Provided data:
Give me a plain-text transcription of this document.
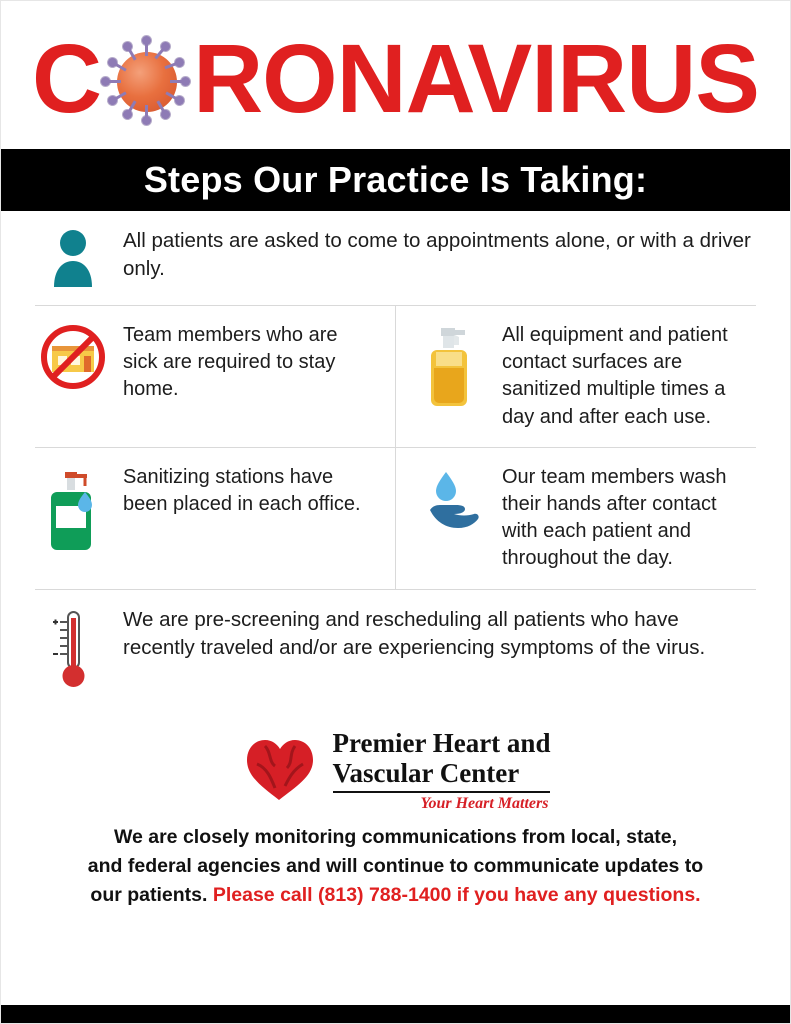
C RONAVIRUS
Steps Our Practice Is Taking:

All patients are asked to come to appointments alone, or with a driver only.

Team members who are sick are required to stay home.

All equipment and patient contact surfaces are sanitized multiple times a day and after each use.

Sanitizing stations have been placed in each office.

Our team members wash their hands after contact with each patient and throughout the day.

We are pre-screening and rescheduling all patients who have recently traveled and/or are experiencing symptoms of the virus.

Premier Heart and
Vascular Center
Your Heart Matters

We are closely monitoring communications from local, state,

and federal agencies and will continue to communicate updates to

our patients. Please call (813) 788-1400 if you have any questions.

Directions: The complete material, set down exactly and stripped of pictures, is the expected response.

Answer space:
Give me a plain-text transcription of this document.
C RONAVIRUS
Steps Our Practice Is Taking:

All patients are asked to come to appointments alone, or with a driver only.

Team members who are sick are required to stay home.

All equipment and patient contact surfaces are sanitized multiple times a day and after each use.

Sanitizing stations have been placed in each office.

Our team members wash their hands after contact with each patient and throughout the day.

We are pre-screening and rescheduling all patients who have recently traveled and/or are experiencing symptoms of the virus.

Premier Heart and
Vascular Center
Your Heart Matters

We are closely monitoring communications from local, state,

and federal agencies and will continue to communicate updates to

our patients. Please call (813) 788-1400 if you have any questions.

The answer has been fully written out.